## Aim of the task
Find the lines holding "user" and copy them.

## Supplied records
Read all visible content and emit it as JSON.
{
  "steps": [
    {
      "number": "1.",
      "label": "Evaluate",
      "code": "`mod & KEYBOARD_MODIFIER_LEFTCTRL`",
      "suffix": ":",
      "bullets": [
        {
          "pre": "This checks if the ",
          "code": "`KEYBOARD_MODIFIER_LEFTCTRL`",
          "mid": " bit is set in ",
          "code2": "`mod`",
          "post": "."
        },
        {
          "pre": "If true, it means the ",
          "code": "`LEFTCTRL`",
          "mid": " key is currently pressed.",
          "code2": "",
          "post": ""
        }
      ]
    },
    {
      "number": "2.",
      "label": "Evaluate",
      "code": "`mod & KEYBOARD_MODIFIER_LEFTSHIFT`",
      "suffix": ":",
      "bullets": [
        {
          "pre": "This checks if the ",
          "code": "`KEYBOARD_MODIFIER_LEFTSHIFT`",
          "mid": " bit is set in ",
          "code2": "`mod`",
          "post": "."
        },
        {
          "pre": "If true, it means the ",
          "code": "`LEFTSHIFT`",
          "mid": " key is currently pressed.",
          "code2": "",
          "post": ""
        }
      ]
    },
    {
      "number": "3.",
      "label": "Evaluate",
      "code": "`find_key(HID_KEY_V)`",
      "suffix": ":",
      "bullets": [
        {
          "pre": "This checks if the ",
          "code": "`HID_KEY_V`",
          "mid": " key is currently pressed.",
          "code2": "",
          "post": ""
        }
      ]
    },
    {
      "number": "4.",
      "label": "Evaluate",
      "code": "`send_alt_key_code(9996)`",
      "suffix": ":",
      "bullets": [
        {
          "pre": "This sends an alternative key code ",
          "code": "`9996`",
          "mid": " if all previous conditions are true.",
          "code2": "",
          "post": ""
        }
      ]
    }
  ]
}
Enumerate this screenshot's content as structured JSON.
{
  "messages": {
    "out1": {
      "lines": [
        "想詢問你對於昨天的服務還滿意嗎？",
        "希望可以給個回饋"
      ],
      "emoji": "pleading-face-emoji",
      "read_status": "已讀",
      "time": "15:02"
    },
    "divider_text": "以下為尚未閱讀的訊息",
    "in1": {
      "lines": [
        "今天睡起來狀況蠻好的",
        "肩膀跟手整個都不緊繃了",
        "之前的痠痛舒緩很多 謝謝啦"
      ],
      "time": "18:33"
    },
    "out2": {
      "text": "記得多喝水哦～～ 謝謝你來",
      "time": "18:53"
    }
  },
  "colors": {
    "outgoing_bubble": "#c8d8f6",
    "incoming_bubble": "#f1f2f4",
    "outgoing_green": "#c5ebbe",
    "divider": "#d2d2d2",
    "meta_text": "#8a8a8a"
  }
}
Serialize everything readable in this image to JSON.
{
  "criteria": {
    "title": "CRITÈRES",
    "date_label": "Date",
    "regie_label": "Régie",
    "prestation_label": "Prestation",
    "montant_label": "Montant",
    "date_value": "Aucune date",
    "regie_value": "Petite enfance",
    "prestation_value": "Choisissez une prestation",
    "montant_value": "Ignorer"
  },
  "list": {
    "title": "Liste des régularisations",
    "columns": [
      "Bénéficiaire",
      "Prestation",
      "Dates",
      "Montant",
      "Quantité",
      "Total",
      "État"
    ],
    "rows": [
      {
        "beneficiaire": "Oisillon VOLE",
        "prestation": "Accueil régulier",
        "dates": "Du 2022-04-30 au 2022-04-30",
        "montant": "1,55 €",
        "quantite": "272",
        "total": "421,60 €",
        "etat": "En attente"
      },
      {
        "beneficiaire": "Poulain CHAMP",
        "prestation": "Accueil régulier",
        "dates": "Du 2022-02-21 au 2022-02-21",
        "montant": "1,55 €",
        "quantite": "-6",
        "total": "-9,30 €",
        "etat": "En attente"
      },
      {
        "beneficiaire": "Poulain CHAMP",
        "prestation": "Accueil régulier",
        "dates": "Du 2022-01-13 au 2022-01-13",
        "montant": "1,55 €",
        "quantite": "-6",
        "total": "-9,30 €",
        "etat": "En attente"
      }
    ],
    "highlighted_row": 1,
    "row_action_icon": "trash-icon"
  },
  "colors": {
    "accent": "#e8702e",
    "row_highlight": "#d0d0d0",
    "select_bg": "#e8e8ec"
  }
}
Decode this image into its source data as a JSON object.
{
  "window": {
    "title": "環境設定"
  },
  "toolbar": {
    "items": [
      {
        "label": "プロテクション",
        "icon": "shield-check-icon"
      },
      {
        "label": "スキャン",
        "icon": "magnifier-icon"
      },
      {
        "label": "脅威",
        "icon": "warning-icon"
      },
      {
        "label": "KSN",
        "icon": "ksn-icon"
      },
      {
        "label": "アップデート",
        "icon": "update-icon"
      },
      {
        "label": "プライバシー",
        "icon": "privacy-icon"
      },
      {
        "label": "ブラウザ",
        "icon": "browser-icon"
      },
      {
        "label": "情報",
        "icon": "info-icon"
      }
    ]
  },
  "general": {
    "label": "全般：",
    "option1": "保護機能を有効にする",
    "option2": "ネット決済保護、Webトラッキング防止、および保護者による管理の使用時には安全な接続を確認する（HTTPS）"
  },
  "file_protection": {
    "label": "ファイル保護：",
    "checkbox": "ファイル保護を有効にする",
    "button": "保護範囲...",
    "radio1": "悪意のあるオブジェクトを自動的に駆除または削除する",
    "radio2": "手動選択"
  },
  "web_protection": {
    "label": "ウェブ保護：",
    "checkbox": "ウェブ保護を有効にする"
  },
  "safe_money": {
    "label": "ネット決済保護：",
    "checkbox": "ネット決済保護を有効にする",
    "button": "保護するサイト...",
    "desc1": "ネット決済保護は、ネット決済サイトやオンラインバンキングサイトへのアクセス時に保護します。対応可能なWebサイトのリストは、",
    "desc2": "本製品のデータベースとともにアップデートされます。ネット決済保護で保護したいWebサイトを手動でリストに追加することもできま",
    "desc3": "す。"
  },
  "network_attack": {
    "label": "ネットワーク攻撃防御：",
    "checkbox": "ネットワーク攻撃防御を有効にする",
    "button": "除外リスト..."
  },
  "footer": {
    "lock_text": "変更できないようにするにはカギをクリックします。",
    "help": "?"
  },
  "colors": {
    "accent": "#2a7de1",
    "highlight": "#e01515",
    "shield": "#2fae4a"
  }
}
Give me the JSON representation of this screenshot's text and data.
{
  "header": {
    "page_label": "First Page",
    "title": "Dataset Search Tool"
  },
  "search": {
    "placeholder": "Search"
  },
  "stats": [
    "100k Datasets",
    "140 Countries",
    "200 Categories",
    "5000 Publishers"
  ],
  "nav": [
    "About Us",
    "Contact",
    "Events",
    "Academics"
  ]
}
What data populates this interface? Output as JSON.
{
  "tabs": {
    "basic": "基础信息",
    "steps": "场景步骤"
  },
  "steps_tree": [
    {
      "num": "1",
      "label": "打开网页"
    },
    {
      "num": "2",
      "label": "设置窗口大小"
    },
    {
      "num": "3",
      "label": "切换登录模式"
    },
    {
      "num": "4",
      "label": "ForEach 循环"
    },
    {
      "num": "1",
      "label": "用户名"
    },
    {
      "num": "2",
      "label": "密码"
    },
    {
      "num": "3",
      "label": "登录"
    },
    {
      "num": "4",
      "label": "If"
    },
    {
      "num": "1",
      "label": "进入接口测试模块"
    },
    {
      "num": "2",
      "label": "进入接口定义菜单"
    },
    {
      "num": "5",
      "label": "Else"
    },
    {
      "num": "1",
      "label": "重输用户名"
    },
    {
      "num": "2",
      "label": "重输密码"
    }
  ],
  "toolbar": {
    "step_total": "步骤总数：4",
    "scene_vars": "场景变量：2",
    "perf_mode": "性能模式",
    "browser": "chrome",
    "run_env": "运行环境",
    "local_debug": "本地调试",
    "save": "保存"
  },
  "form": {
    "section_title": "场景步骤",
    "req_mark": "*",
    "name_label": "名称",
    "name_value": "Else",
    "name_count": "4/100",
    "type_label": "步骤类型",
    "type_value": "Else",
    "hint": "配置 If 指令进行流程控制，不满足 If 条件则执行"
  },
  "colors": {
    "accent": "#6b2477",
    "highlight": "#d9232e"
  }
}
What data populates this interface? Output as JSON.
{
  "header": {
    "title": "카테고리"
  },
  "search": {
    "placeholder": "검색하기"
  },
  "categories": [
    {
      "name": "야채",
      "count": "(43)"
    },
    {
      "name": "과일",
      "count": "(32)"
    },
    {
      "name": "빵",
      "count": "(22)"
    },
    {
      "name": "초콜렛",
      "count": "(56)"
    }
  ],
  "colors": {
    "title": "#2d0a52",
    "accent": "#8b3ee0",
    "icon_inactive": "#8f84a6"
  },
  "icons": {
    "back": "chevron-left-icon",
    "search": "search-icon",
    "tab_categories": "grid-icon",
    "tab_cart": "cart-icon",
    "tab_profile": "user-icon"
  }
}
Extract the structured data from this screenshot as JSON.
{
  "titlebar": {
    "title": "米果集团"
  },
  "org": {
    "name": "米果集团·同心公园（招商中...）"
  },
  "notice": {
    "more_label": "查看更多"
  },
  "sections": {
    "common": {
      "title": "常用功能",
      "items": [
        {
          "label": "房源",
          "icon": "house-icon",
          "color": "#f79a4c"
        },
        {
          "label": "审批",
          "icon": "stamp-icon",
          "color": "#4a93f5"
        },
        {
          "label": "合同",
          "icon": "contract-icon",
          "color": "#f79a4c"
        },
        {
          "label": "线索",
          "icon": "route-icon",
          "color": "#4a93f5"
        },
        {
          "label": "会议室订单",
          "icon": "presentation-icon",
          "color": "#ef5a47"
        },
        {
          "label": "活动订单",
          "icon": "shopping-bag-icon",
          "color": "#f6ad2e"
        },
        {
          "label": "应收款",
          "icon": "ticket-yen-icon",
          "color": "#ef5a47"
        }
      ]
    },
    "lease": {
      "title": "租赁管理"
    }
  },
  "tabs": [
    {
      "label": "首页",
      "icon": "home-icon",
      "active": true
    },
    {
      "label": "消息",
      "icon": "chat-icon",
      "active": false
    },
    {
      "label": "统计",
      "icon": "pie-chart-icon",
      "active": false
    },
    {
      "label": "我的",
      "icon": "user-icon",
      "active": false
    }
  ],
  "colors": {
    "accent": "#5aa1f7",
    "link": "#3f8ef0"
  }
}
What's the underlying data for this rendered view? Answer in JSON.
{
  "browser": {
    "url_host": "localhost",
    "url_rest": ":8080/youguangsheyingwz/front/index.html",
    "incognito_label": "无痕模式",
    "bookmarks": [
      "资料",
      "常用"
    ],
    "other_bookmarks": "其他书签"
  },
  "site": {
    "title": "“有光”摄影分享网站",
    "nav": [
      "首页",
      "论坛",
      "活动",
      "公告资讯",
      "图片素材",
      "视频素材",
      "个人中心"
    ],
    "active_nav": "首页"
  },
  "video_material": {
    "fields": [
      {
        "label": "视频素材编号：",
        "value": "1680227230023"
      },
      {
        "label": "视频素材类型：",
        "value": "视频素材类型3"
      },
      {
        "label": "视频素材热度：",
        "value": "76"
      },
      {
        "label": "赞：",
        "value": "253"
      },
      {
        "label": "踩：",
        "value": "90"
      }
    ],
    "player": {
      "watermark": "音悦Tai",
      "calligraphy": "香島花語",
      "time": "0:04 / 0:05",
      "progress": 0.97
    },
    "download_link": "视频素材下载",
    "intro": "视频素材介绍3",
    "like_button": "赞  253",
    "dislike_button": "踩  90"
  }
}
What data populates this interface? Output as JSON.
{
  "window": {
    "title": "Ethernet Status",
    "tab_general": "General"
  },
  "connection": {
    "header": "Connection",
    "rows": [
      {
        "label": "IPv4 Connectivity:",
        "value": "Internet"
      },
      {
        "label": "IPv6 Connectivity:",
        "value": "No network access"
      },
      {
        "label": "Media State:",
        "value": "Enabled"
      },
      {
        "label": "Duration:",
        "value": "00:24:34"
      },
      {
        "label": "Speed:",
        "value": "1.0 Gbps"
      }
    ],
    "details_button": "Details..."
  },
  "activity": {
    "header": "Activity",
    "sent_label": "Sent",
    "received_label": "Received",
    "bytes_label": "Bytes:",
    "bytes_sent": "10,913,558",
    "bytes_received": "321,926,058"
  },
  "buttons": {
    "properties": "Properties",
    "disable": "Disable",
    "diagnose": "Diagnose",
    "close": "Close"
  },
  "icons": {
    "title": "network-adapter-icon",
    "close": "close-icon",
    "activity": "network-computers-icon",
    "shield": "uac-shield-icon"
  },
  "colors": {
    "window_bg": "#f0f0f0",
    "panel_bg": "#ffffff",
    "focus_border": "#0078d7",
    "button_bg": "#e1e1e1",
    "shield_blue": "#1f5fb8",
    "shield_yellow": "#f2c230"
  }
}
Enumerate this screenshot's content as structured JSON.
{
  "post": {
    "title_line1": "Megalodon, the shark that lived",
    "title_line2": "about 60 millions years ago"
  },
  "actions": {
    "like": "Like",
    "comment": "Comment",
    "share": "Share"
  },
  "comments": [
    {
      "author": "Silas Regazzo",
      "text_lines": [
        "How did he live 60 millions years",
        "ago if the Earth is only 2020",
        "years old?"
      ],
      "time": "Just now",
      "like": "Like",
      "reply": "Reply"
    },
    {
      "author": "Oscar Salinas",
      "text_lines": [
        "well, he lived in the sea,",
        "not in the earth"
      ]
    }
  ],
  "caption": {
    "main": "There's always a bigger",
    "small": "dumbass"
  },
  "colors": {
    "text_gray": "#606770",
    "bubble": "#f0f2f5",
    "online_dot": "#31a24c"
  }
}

## Answer for the task
    "tab_profile": "user-icon"
      "icon": "user-icon",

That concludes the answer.